Records for this exercise -
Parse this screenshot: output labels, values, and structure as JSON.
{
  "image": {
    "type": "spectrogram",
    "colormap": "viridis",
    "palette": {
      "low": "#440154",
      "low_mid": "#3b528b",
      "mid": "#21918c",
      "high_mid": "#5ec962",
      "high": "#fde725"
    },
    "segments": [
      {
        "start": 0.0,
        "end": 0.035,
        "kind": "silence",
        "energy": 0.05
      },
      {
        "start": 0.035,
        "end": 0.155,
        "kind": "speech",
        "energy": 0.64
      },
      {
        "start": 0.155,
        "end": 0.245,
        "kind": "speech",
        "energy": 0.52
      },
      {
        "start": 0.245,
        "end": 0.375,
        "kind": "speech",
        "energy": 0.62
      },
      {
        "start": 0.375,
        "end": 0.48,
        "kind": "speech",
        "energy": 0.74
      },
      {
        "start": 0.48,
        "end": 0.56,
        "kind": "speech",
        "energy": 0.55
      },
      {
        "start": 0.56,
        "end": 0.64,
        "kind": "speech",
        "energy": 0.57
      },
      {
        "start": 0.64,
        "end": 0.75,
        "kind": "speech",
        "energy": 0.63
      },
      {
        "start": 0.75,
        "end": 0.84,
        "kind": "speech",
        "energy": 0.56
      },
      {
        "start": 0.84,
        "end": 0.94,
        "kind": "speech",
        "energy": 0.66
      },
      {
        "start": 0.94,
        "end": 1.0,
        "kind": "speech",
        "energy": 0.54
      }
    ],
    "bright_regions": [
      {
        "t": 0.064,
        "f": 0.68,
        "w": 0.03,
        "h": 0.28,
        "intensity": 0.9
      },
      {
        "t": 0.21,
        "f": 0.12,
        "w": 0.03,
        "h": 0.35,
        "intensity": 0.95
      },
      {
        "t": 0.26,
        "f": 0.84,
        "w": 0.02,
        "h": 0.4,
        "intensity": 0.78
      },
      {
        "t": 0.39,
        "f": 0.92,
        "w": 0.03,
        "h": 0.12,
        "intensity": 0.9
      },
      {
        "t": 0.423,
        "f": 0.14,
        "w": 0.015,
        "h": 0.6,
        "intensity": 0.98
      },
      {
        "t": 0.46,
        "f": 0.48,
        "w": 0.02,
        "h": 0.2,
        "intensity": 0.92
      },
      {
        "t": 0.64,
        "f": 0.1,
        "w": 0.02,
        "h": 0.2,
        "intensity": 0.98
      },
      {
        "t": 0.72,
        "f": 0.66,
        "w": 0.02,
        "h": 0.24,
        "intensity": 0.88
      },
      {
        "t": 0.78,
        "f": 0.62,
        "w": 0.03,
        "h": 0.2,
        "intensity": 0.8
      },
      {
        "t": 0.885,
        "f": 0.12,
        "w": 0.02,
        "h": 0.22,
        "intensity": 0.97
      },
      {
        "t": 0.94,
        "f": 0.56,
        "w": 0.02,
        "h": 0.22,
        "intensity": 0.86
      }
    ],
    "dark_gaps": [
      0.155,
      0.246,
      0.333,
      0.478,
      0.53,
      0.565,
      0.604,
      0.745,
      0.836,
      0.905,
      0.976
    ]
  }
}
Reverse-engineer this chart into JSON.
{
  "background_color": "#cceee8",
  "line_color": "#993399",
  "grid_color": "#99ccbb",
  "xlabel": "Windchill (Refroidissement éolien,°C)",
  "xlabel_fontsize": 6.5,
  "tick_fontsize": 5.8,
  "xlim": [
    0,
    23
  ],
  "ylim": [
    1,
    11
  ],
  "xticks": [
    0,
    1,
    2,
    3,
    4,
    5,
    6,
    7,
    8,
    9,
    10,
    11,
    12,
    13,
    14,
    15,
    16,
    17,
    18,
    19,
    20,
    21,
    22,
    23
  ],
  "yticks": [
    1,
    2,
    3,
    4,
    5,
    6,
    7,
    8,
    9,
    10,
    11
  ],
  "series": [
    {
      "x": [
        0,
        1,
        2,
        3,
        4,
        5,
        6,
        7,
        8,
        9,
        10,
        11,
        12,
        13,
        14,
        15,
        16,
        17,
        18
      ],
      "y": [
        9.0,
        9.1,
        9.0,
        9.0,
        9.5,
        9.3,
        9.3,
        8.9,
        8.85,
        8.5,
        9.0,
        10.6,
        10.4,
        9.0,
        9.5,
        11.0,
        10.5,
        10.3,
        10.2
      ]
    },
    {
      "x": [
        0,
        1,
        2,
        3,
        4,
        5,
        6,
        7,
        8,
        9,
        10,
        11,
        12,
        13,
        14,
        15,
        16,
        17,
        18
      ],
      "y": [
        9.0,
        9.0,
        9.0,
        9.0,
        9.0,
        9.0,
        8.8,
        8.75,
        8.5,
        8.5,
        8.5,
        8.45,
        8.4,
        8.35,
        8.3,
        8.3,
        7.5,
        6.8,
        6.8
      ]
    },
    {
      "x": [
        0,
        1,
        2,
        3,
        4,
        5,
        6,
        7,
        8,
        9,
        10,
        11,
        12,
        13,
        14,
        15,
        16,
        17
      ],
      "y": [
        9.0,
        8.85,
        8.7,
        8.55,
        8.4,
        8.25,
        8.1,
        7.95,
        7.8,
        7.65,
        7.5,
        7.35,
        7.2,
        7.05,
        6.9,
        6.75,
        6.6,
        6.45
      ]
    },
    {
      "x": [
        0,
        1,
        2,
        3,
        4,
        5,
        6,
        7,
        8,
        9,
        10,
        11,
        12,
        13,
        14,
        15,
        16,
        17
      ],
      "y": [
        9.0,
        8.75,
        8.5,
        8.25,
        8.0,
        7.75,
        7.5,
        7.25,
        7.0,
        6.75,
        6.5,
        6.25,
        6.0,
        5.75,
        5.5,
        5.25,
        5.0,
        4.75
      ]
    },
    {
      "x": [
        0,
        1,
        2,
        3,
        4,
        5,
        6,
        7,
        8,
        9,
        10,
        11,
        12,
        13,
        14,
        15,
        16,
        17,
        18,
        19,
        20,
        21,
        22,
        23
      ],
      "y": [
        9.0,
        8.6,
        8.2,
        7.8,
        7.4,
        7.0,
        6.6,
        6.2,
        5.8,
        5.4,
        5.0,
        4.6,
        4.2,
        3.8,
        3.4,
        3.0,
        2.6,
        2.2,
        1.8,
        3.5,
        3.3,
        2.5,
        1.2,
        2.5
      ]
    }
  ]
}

Task directions - Print the whole listing again, exactly.

Expected answer -
Parse this screenshot: output labels, values, and structure as JSON.
{
  "image": {
    "type": "spectrogram",
    "colormap": "viridis",
    "palette": {
      "low": "#440154",
      "low_mid": "#3b528b",
      "mid": "#21918c",
      "high_mid": "#5ec962",
      "high": "#fde725"
    },
    "segments": [
      {
        "start": 0.0,
        "end": 0.035,
        "kind": "silence",
        "energy": 0.05
      },
      {
        "start": 0.035,
        "end": 0.155,
        "kind": "speech",
        "energy": 0.64
      },
      {
        "start": 0.155,
        "end": 0.245,
        "kind": "speech",
        "energy": 0.52
      },
      {
        "start": 0.245,
        "end": 0.375,
        "kind": "speech",
        "energy": 0.62
      },
      {
        "start": 0.375,
        "end": 0.48,
        "kind": "speech",
        "energy": 0.74
      },
      {
        "start": 0.48,
        "end": 0.56,
        "kind": "speech",
        "energy": 0.55
      },
      {
        "start": 0.56,
        "end": 0.64,
        "kind": "speech",
        "energy": 0.57
      },
      {
        "start": 0.64,
        "end": 0.75,
        "kind": "speech",
        "energy": 0.63
      },
      {
        "start": 0.75,
        "end": 0.84,
        "kind": "speech",
        "energy": 0.56
      },
      {
        "start": 0.84,
        "end": 0.94,
        "kind": "speech",
        "energy": 0.66
      },
      {
        "start": 0.94,
        "end": 1.0,
        "kind": "speech",
        "energy": 0.54
      }
    ],
    "bright_regions": [
      {
        "t": 0.064,
        "f": 0.68,
        "w": 0.03,
        "h": 0.28,
        "intensity": 0.9
      },
      {
        "t": 0.21,
        "f": 0.12,
        "w": 0.03,
        "h": 0.35,
        "intensity": 0.95
      },
      {
        "t": 0.26,
        "f": 0.84,
        "w": 0.02,
        "h": 0.4,
        "intensity": 0.78
      },
      {
        "t": 0.39,
        "f": 0.92,
        "w": 0.03,
        "h": 0.12,
        "intensity": 0.9
      },
      {
        "t": 0.423,
        "f": 0.14,
        "w": 0.015,
        "h": 0.6,
        "intensity": 0.98
      },
      {
        "t": 0.46,
        "f": 0.48,
        "w": 0.02,
        "h": 0.2,
        "intensity": 0.92
      },
      {
        "t": 0.64,
        "f": 0.1,
        "w": 0.02,
        "h": 0.2,
        "intensity": 0.98
      },
      {
        "t": 0.72,
        "f": 0.66,
        "w": 0.02,
        "h": 0.24,
        "intensity": 0.88
      },
      {
        "t": 0.78,
        "f": 0.62,
        "w": 0.03,
        "h": 0.2,
        "intensity": 0.8
      },
      {
        "t": 0.885,
        "f": 0.12,
        "w": 0.02,
        "h": 0.22,
        "intensity": 0.97
      },
      {
        "t": 0.94,
        "f": 0.56,
        "w": 0.02,
        "h": 0.22,
        "intensity": 0.86
      }
    ],
    "dark_gaps": [
      0.155,
      0.246,
      0.333,
      0.478,
      0.53,
      0.565,
      0.604,
      0.745,
      0.836,
      0.905,
      0.976
    ]
  }
}
Reverse-engineer this chart into JSON.
{
  "background_color": "#cceee8",
  "line_color": "#993399",
  "grid_color": "#99ccbb",
  "xlabel": "Windchill (Refroidissement éolien,°C)",
  "xlabel_fontsize": 6.5,
  "tick_fontsize": 5.8,
  "xlim": [
    0,
    23
  ],
  "ylim": [
    1,
    11
  ],
  "xticks": [
    0,
    1,
    2,
    3,
    4,
    5,
    6,
    7,
    8,
    9,
    10,
    11,
    12,
    13,
    14,
    15,
    16,
    17,
    18,
    19,
    20,
    21,
    22,
    23
  ],
  "yticks": [
    1,
    2,
    3,
    4,
    5,
    6,
    7,
    8,
    9,
    10,
    11
  ],
  "series": [
    {
      "x": [
        0,
        1,
        2,
        3,
        4,
        5,
        6,
        7,
        8,
        9,
        10,
        11,
        12,
        13,
        14,
        15,
        16,
        17,
        18
      ],
      "y": [
        9.0,
        9.1,
        9.0,
        9.0,
        9.5,
        9.3,
        9.3,
        8.9,
        8.85,
        8.5,
        9.0,
        10.6,
        10.4,
        9.0,
        9.5,
        11.0,
        10.5,
        10.3,
        10.2
      ]
    },
    {
      "x": [
        0,
        1,
        2,
        3,
        4,
        5,
        6,
        7,
        8,
        9,
        10,
        11,
        12,
        13,
        14,
        15,
        16,
        17,
        18
      ],
      "y": [
        9.0,
        9.0,
        9.0,
        9.0,
        9.0,
        9.0,
        8.8,
        8.75,
        8.5,
        8.5,
        8.5,
        8.45,
        8.4,
        8.35,
        8.3,
        8.3,
        7.5,
        6.8,
        6.8
      ]
    },
    {
      "x": [
        0,
        1,
        2,
        3,
        4,
        5,
        6,
        7,
        8,
        9,
        10,
        11,
        12,
        13,
        14,
        15,
        16,
        17
      ],
      "y": [
        9.0,
        8.85,
        8.7,
        8.55,
        8.4,
        8.25,
        8.1,
        7.95,
        7.8,
        7.65,
        7.5,
        7.35,
        7.2,
        7.05,
        6.9,
        6.75,
        6.6,
        6.45
      ]
    },
    {
      "x": [
        0,
        1,
        2,
        3,
        4,
        5,
        6,
        7,
        8,
        9,
        10,
        11,
        12,
        13,
        14,
        15,
        16,
        17
      ],
      "y": [
        9.0,
        8.75,
        8.5,
        8.25,
        8.0,
        7.75,
        7.5,
        7.25,
        7.0,
        6.75,
        6.5,
        6.25,
        6.0,
        5.75,
        5.5,
        5.25,
        5.0,
        4.75
      ]
    },
    {
      "x": [
        0,
        1,
        2,
        3,
        4,
        5,
        6,
        7,
        8,
        9,
        10,
        11,
        12,
        13,
        14,
        15,
        16,
        17,
        18,
        19,
        20,
        21,
        22,
        23
      ],
      "y": [
        9.0,
        8.6,
        8.2,
        7.8,
        7.4,
        7.0,
        6.6,
        6.2,
        5.8,
        5.4,
        5.0,
        4.6,
        4.2,
        3.8,
        3.4,
        3.0,
        2.6,
        2.2,
        1.8,
        3.5,
        3.3,
        2.5,
        1.2,
        2.5
      ]
    }
  ]
}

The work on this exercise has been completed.